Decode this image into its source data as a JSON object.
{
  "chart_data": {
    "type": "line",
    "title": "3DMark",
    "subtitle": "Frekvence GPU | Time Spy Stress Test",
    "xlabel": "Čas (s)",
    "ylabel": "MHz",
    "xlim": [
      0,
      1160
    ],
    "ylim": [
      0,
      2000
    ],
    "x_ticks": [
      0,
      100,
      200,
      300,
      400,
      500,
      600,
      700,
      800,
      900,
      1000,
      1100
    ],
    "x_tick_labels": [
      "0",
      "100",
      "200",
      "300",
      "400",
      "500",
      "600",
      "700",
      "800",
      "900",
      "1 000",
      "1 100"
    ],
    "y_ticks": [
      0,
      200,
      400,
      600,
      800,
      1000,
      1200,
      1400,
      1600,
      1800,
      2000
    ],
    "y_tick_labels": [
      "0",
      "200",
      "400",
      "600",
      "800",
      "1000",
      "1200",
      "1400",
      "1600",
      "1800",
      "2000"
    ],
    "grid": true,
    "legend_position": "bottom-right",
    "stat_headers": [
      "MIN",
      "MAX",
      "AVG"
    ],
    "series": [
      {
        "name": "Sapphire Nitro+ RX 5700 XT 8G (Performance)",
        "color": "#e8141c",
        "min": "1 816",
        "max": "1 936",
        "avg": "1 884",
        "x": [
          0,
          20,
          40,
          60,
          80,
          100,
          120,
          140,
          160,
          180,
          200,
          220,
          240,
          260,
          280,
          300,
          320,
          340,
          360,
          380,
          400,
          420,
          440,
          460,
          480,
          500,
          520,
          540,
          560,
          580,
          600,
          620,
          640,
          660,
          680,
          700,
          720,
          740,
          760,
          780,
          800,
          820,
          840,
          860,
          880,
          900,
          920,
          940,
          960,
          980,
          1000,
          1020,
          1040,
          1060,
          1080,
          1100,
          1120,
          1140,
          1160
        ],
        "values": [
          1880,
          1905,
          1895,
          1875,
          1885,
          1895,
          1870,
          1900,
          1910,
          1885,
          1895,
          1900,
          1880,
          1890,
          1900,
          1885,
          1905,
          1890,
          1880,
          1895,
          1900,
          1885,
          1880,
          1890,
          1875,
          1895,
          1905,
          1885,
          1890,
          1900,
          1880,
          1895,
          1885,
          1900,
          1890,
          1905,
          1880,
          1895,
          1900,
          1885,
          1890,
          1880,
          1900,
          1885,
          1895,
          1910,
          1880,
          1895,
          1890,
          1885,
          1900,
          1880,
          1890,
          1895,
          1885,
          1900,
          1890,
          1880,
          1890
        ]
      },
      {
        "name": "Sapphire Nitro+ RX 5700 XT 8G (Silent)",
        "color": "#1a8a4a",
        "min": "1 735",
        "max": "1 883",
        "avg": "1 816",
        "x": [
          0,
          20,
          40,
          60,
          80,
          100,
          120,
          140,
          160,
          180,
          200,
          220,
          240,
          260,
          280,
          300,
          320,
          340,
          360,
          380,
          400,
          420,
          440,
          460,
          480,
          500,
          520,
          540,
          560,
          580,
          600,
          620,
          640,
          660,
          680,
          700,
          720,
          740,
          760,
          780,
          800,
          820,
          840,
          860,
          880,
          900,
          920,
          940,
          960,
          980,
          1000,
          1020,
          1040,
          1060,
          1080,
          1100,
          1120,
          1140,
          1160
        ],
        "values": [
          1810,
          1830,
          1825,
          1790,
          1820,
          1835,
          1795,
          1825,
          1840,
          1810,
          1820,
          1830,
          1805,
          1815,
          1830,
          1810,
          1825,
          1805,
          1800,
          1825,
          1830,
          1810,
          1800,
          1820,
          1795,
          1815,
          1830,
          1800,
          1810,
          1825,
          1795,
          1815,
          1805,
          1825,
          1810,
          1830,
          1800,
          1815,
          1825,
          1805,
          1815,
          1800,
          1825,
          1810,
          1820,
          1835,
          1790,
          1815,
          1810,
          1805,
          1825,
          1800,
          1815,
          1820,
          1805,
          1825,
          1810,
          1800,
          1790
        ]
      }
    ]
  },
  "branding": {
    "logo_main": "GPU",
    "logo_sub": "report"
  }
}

_ _ _ _ _ _ _

_Instruction_.
Count the lines in the entries that hold the word "name", and give nothing but the total.

_Result_.
2